GOAL: Please quote every line word for word.

MATERIAL:
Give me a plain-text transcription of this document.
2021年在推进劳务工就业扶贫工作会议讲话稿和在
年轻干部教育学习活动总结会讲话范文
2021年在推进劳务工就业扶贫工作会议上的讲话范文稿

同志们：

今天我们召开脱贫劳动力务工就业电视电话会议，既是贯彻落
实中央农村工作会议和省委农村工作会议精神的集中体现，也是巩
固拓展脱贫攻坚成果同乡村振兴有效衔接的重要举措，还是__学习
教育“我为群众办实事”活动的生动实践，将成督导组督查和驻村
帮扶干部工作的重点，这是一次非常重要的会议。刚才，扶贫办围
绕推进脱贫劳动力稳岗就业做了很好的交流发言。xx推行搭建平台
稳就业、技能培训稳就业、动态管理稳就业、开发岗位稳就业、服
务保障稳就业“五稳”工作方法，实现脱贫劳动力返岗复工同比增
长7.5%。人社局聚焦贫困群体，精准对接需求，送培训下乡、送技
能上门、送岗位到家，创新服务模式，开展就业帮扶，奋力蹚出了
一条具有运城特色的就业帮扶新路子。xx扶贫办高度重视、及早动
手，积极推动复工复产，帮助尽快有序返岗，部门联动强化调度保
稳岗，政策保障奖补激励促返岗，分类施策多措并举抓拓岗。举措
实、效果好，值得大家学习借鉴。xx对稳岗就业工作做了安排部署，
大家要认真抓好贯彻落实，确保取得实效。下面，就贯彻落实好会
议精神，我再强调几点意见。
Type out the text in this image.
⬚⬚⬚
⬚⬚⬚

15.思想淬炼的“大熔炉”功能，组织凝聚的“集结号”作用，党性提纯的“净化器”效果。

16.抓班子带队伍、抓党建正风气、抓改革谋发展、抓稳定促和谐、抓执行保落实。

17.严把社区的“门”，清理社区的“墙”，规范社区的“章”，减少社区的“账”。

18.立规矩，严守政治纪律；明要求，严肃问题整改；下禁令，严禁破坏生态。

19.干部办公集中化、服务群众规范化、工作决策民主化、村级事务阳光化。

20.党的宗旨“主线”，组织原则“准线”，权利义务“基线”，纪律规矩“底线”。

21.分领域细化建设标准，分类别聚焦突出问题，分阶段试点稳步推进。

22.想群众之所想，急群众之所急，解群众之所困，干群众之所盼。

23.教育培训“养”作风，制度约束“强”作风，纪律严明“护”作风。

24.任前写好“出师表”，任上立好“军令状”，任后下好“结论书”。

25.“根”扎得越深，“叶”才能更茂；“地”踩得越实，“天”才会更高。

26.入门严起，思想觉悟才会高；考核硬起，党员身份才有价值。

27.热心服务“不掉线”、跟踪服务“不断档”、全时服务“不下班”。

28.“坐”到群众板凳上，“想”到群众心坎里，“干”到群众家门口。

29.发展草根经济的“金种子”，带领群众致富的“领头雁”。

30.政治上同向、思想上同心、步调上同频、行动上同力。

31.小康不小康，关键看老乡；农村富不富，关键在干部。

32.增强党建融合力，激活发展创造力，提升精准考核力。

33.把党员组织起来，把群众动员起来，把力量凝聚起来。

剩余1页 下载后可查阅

WRITTEN SOLUTION:
Give me a plain-text transcription of this document.
2021年在推进劳务工就业扶贫工作会议讲话稿和在
年轻干部教育学习活动总结会讲话范文
2021年在推进劳务工就业扶贫工作会议上的讲话范文稿

同志们：

今天我们召开脱贫劳动力务工就业电视电话会议，既是贯彻落
实中央农村工作会议和省委农村工作会议精神的集中体现，也是巩
固拓展脱贫攻坚成果同乡村振兴有效衔接的重要举措，还是__学习
教育“我为群众办实事”活动的生动实践，将成督导组督查和驻村
帮扶干部工作的重点，这是一次非常重要的会议。刚才，扶贫办围
绕推进脱贫劳动力稳岗就业做了很好的交流发言。xx推行搭建平台
稳就业、技能培训稳就业、动态管理稳就业、开发岗位稳就业、服
务保障稳就业“五稳”工作方法，实现脱贫劳动力返岗复工同比增
长7.5%。人社局聚焦贫困群体，精准对接需求，送培训下乡、送技
能上门、送岗位到家，创新服务模式，开展就业帮扶，奋力蹚出了
一条具有运城特色的就业帮扶新路子。xx扶贫办高度重视、及早动
手，积极推动复工复产，帮助尽快有序返岗，部门联动强化调度保
稳岗，政策保障奖补激励促返岗，分类施策多措并举抓拓岗。举措
实、效果好，值得大家学习借鉴。xx对稳岗就业工作做了安排部署，
大家要认真抓好贯彻落实，确保取得实效。下面，就贯彻落实好会
议精神，我再强调几点意见。
Type out the text in this image.
⬚⬚⬚
⬚⬚⬚

15.思想淬炼的“大熔炉”功能，组织凝聚的“集结号”作用，党性提纯的“净化器”效果。

16.抓班子带队伍、抓党建正风气、抓改革谋发展、抓稳定促和谐、抓执行保落实。

17.严把社区的“门”，清理社区的“墙”，规范社区的“章”，减少社区的“账”。

18.立规矩，严守政治纪律；明要求，严肃问题整改；下禁令，严禁破坏生态。

19.干部办公集中化、服务群众规范化、工作决策民主化、村级事务阳光化。

20.党的宗旨“主线”，组织原则“准线”，权利义务“基线”，纪律规矩“底线”。

21.分领域细化建设标准，分类别聚焦突出问题，分阶段试点稳步推进。

22.想群众之所想，急群众之所急，解群众之所困，干群众之所盼。

23.教育培训“养”作风，制度约束“强”作风，纪律严明“护”作风。

24.任前写好“出师表”，任上立好“军令状”，任后下好“结论书”。

25.“根”扎得越深，“叶”才能更茂；“地”踩得越实，“天”才会更高。

26.入门严起，思想觉悟才会高；考核硬起，党员身份才有价值。

27.热心服务“不掉线”、跟踪服务“不断档”、全时服务“不下班”。

28.“坐”到群众板凳上，“想”到群众心坎里，“干”到群众家门口。

29.发展草根经济的“金种子”，带领群众致富的“领头雁”。

30.政治上同向、思想上同心、步调上同频、行动上同力。

31.小康不小康，关键看老乡；农村富不富，关键在干部。

32.增强党建融合力，激活发展创造力，提升精准考核力。

33.把党员组织起来，把群众动员起来，把力量凝聚起来。

剩余1页 下载后可查阅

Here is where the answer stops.